Repeat the full listing below verbatim and keep the images out.

SOURCE DATA:
▼

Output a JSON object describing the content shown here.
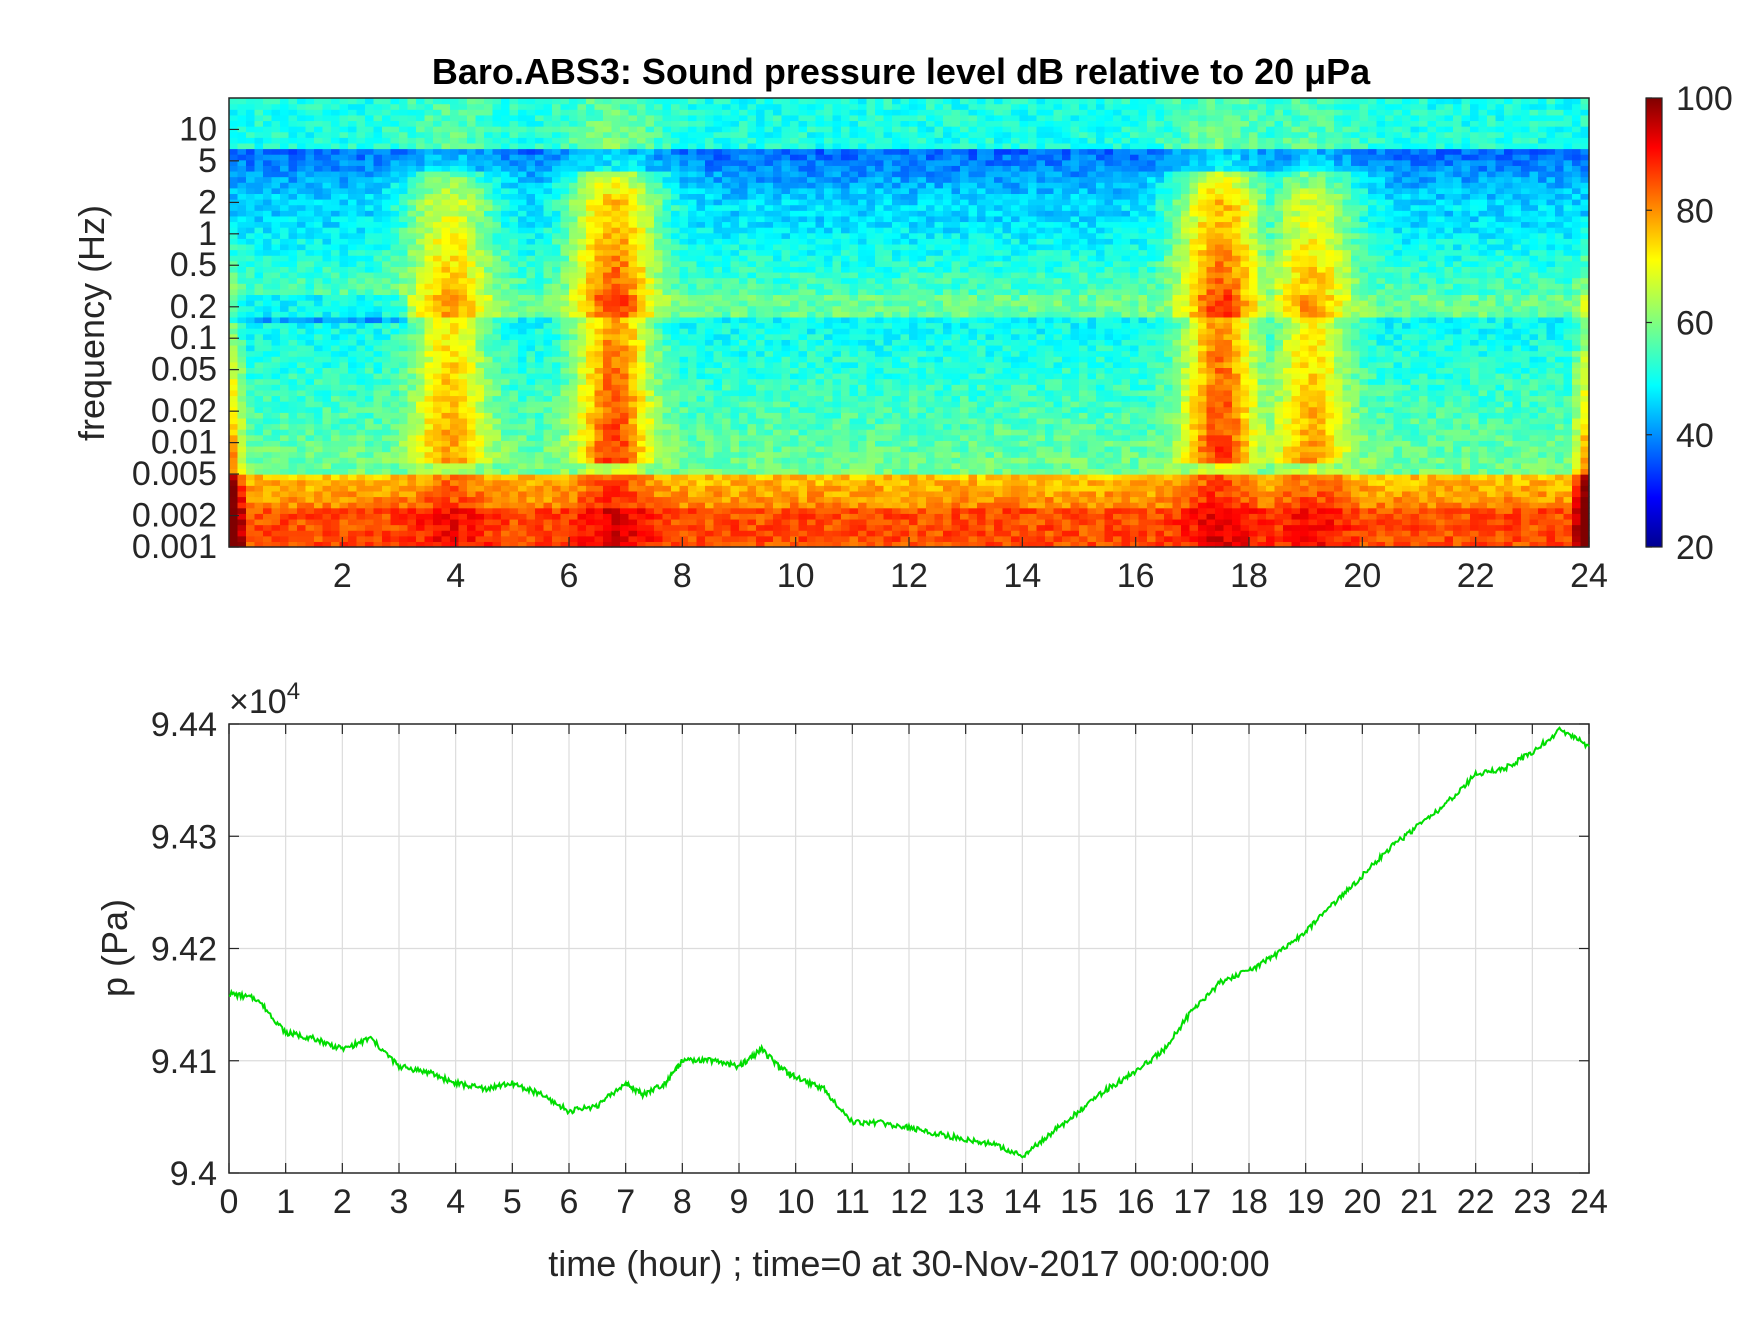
{
  "chart_data": [
    {
      "type": "heatmap",
      "title": "Baro.ABS3: Sound pressure level dB relative to 20 μPa",
      "ylabel": "frequency (Hz)",
      "yscale": "log",
      "xlim": [
        0,
        24
      ],
      "ylim": [
        0.001,
        20
      ],
      "x_ticks": [
        "2",
        "4",
        "6",
        "8",
        "10",
        "12",
        "14",
        "16",
        "18",
        "20",
        "22",
        "24"
      ],
      "y_ticks": [
        "10",
        "5",
        "2",
        "1",
        "0.5",
        "0.2",
        "0.1",
        "0.05",
        "0.02",
        "0.01",
        "0.005",
        "0.002",
        "0.001"
      ],
      "colorbar": {
        "range": [
          20,
          100
        ],
        "ticks": [
          "100",
          "80",
          "60",
          "40",
          "20"
        ],
        "colormap": "jet"
      },
      "events_hours": [
        3.9,
        6.8,
        17.5,
        19.1
      ],
      "colors": {
        "low": "#00008f",
        "mid": "#7fff7f",
        "high": "#800000"
      }
    },
    {
      "type": "line",
      "xlabel": "time (hour) ; time=0 at 30-Nov-2017 00:00:00",
      "ylabel": "p (Pa)",
      "y_multiplier": "×10",
      "y_multiplier_exp": "4",
      "xlim": [
        0,
        24
      ],
      "ylim": [
        94000,
        94400
      ],
      "x_ticks": [
        "0",
        "1",
        "2",
        "3",
        "4",
        "5",
        "6",
        "7",
        "8",
        "9",
        "10",
        "11",
        "12",
        "13",
        "14",
        "15",
        "16",
        "17",
        "18",
        "19",
        "20",
        "21",
        "22",
        "23",
        "24"
      ],
      "y_ticks": [
        "9.44",
        "9.43",
        "9.42",
        "9.41",
        "9.4"
      ],
      "grid": true,
      "series": [
        {
          "color": "#00dd00",
          "x": [
            0,
            0.5,
            1,
            1.5,
            2,
            2.5,
            3,
            3.5,
            4,
            4.5,
            5,
            5.5,
            6,
            6.5,
            7,
            7.3,
            7.7,
            8,
            8.5,
            9,
            9.4,
            9.7,
            10,
            10.5,
            11,
            11.5,
            12,
            12.5,
            13,
            13.5,
            14,
            14.5,
            15,
            15.5,
            16,
            16.5,
            17,
            17.5,
            18,
            18.5,
            19,
            19.5,
            20,
            20.5,
            21,
            21.5,
            22,
            22.5,
            23,
            23.5,
            24
          ],
          "values": [
            94160,
            94155,
            94125,
            94120,
            94110,
            94120,
            94095,
            94090,
            94080,
            94075,
            94080,
            94070,
            94055,
            94060,
            94080,
            94070,
            94080,
            94100,
            94100,
            94095,
            94110,
            94095,
            94085,
            94075,
            94045,
            94045,
            94040,
            94035,
            94030,
            94025,
            94015,
            94035,
            94055,
            94075,
            94090,
            94110,
            94145,
            94170,
            94180,
            94195,
            94215,
            94240,
            94265,
            94290,
            94310,
            94330,
            94355,
            94360,
            94375,
            94395,
            94380
          ]
        }
      ]
    }
  ]
}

▲

REPLY:
Output a JSON object describing the content shown here.
{
  "chart_data": [
    {
      "type": "heatmap",
      "title": "Baro.ABS3: Sound pressure level dB relative to 20 μPa",
      "ylabel": "frequency (Hz)",
      "yscale": "log",
      "xlim": [
        0,
        24
      ],
      "ylim": [
        0.001,
        20
      ],
      "x_ticks": [
        "2",
        "4",
        "6",
        "8",
        "10",
        "12",
        "14",
        "16",
        "18",
        "20",
        "22",
        "24"
      ],
      "y_ticks": [
        "10",
        "5",
        "2",
        "1",
        "0.5",
        "0.2",
        "0.1",
        "0.05",
        "0.02",
        "0.01",
        "0.005",
        "0.002",
        "0.001"
      ],
      "colorbar": {
        "range": [
          20,
          100
        ],
        "ticks": [
          "100",
          "80",
          "60",
          "40",
          "20"
        ],
        "colormap": "jet"
      },
      "events_hours": [
        3.9,
        6.8,
        17.5,
        19.1
      ],
      "colors": {
        "low": "#00008f",
        "mid": "#7fff7f",
        "high": "#800000"
      }
    },
    {
      "type": "line",
      "xlabel": "time (hour) ; time=0 at 30-Nov-2017 00:00:00",
      "ylabel": "p (Pa)",
      "y_multiplier": "×10",
      "y_multiplier_exp": "4",
      "xlim": [
        0,
        24
      ],
      "ylim": [
        94000,
        94400
      ],
      "x_ticks": [
        "0",
        "1",
        "2",
        "3",
        "4",
        "5",
        "6",
        "7",
        "8",
        "9",
        "10",
        "11",
        "12",
        "13",
        "14",
        "15",
        "16",
        "17",
        "18",
        "19",
        "20",
        "21",
        "22",
        "23",
        "24"
      ],
      "y_ticks": [
        "9.44",
        "9.43",
        "9.42",
        "9.41",
        "9.4"
      ],
      "grid": true,
      "series": [
        {
          "color": "#00dd00",
          "x": [
            0,
            0.5,
            1,
            1.5,
            2,
            2.5,
            3,
            3.5,
            4,
            4.5,
            5,
            5.5,
            6,
            6.5,
            7,
            7.3,
            7.7,
            8,
            8.5,
            9,
            9.4,
            9.7,
            10,
            10.5,
            11,
            11.5,
            12,
            12.5,
            13,
            13.5,
            14,
            14.5,
            15,
            15.5,
            16,
            16.5,
            17,
            17.5,
            18,
            18.5,
            19,
            19.5,
            20,
            20.5,
            21,
            21.5,
            22,
            22.5,
            23,
            23.5,
            24
          ],
          "values": [
            94160,
            94155,
            94125,
            94120,
            94110,
            94120,
            94095,
            94090,
            94080,
            94075,
            94080,
            94070,
            94055,
            94060,
            94080,
            94070,
            94080,
            94100,
            94100,
            94095,
            94110,
            94095,
            94085,
            94075,
            94045,
            94045,
            94040,
            94035,
            94030,
            94025,
            94015,
            94035,
            94055,
            94075,
            94090,
            94110,
            94145,
            94170,
            94180,
            94195,
            94215,
            94240,
            94265,
            94290,
            94310,
            94330,
            94355,
            94360,
            94375,
            94395,
            94380
          ]
        }
      ]
    }
  ]
}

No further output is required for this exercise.